GIVEN INSTRUCTION
Copy out the lines that include the word "JSON".

INFORMATION GIVEN
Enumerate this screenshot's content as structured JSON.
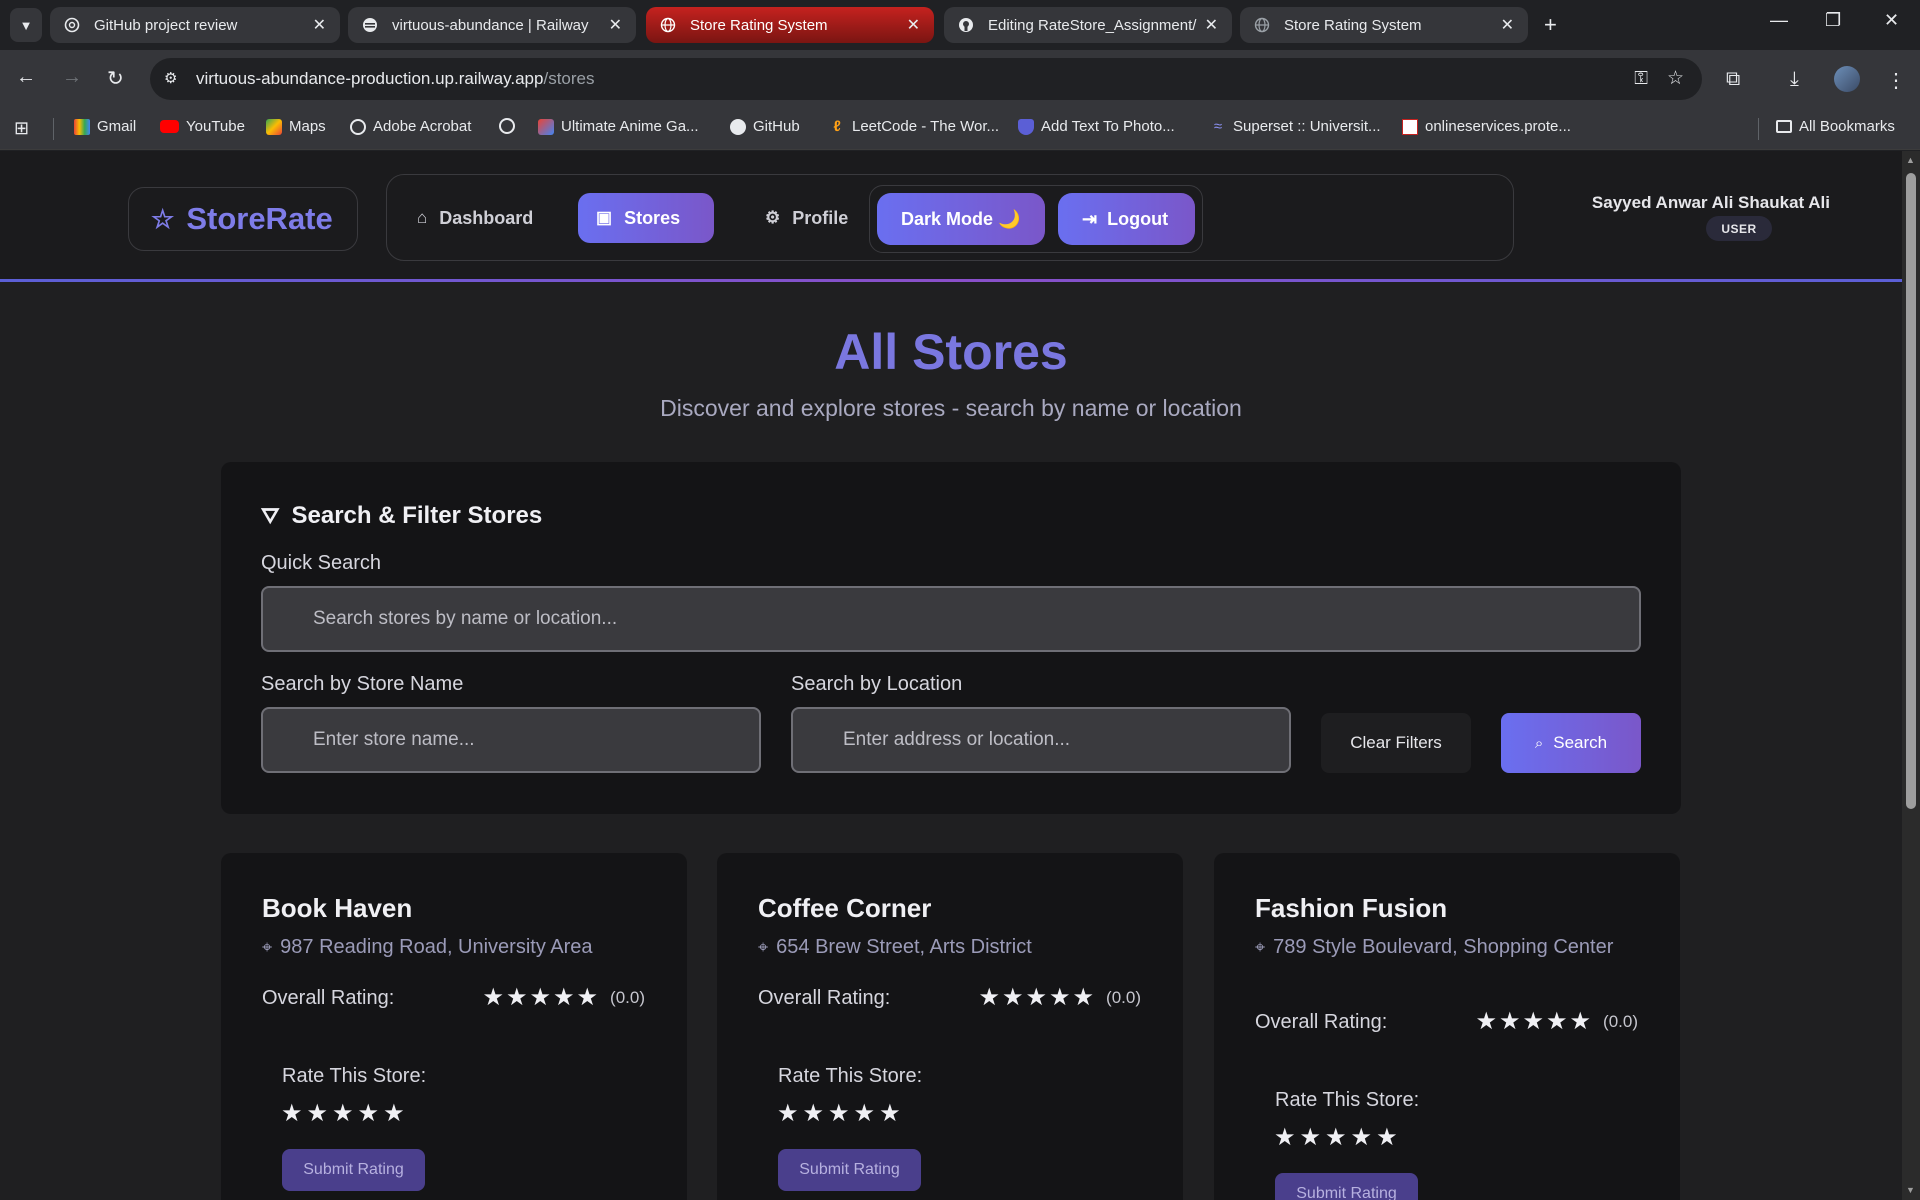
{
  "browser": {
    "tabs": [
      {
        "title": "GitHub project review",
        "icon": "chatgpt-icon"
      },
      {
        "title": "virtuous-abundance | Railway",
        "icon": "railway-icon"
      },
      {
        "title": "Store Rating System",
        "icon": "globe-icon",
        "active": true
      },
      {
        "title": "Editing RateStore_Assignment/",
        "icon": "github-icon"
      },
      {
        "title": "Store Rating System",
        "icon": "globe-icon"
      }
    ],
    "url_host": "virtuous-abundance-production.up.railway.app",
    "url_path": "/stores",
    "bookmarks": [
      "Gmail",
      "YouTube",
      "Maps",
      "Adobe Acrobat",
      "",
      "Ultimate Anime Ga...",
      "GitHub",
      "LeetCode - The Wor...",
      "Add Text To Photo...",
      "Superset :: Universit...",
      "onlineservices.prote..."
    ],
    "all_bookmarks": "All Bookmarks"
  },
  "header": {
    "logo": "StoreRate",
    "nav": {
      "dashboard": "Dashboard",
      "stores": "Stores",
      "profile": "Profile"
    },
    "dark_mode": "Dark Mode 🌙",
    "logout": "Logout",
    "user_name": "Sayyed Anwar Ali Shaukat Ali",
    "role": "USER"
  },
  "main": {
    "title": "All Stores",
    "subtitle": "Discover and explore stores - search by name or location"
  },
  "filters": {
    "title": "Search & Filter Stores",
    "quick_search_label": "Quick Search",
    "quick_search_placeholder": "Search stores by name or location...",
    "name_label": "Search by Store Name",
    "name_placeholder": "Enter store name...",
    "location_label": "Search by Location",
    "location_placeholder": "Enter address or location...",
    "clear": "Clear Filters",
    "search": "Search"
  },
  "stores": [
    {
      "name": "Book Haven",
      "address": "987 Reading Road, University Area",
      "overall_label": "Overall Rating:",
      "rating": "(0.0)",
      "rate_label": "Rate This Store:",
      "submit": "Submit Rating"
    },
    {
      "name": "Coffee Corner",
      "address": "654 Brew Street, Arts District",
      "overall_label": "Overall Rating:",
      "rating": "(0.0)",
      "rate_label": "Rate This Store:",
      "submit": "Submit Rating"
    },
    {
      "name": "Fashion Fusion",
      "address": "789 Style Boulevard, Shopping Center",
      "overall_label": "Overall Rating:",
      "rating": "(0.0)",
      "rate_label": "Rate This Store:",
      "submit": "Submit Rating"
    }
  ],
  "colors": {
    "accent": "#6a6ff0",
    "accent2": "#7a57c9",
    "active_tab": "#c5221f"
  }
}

==

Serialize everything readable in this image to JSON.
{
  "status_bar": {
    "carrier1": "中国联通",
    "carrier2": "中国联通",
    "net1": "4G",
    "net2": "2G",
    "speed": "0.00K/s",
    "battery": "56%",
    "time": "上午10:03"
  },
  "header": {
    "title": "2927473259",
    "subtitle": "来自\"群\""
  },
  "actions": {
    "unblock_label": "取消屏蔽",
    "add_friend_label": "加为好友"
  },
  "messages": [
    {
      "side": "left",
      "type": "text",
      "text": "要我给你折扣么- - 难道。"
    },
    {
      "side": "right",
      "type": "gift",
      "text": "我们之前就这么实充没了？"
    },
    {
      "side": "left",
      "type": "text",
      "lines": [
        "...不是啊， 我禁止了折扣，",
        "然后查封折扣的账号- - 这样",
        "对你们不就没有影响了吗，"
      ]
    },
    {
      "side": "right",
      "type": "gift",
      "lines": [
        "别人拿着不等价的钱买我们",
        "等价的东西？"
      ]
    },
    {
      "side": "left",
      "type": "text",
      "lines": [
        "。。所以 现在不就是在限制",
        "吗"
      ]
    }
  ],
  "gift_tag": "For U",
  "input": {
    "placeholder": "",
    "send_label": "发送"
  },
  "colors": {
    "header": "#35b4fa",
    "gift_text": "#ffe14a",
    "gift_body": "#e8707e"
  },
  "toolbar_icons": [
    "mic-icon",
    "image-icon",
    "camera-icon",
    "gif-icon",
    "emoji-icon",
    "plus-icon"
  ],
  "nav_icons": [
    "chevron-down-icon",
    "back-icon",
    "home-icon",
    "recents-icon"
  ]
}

TASK RESULT
Enumerate this screenshot's content as structured JSON.
Serialize everything readable in this image to JSON.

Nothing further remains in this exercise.